Dataset entries
========

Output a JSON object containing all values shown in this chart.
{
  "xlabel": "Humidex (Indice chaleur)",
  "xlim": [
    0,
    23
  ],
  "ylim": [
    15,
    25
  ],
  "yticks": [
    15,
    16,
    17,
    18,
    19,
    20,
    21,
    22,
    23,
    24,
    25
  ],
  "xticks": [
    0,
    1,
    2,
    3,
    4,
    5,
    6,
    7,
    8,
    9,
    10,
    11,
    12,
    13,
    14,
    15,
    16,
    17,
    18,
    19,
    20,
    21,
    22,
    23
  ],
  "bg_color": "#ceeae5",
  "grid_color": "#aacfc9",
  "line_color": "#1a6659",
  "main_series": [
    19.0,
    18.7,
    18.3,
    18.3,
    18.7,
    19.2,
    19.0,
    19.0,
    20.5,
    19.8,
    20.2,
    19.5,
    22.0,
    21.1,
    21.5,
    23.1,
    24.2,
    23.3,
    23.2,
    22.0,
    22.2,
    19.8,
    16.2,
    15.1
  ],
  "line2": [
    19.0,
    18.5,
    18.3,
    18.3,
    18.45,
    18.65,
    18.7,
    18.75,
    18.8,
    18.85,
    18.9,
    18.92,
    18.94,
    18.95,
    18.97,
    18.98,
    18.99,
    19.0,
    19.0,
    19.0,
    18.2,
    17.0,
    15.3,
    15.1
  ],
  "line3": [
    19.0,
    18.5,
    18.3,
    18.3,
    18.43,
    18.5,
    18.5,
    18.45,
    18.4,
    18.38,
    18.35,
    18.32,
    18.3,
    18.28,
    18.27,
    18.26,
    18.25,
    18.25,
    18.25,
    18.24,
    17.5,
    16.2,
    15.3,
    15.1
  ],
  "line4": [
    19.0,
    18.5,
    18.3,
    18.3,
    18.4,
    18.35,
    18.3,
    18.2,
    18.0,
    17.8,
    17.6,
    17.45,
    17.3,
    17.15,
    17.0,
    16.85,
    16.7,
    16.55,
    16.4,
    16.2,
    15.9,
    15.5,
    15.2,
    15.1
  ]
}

========

▶ **Goal**
Copy the entries above exactly, leaving none out.

▶ **Final result**
Output a JSON object containing all values shown in this chart.
{
  "xlabel": "Humidex (Indice chaleur)",
  "xlim": [
    0,
    23
  ],
  "ylim": [
    15,
    25
  ],
  "yticks": [
    15,
    16,
    17,
    18,
    19,
    20,
    21,
    22,
    23,
    24,
    25
  ],
  "xticks": [
    0,
    1,
    2,
    3,
    4,
    5,
    6,
    7,
    8,
    9,
    10,
    11,
    12,
    13,
    14,
    15,
    16,
    17,
    18,
    19,
    20,
    21,
    22,
    23
  ],
  "bg_color": "#ceeae5",
  "grid_color": "#aacfc9",
  "line_color": "#1a6659",
  "main_series": [
    19.0,
    18.7,
    18.3,
    18.3,
    18.7,
    19.2,
    19.0,
    19.0,
    20.5,
    19.8,
    20.2,
    19.5,
    22.0,
    21.1,
    21.5,
    23.1,
    24.2,
    23.3,
    23.2,
    22.0,
    22.2,
    19.8,
    16.2,
    15.1
  ],
  "line2": [
    19.0,
    18.5,
    18.3,
    18.3,
    18.45,
    18.65,
    18.7,
    18.75,
    18.8,
    18.85,
    18.9,
    18.92,
    18.94,
    18.95,
    18.97,
    18.98,
    18.99,
    19.0,
    19.0,
    19.0,
    18.2,
    17.0,
    15.3,
    15.1
  ],
  "line3": [
    19.0,
    18.5,
    18.3,
    18.3,
    18.43,
    18.5,
    18.5,
    18.45,
    18.4,
    18.38,
    18.35,
    18.32,
    18.3,
    18.28,
    18.27,
    18.26,
    18.25,
    18.25,
    18.25,
    18.24,
    17.5,
    16.2,
    15.3,
    15.1
  ],
  "line4": [
    19.0,
    18.5,
    18.3,
    18.3,
    18.4,
    18.35,
    18.3,
    18.2,
    18.0,
    17.8,
    17.6,
    17.45,
    17.3,
    17.15,
    17.0,
    16.85,
    16.7,
    16.55,
    16.4,
    16.2,
    15.9,
    15.5,
    15.2,
    15.1
  ]
}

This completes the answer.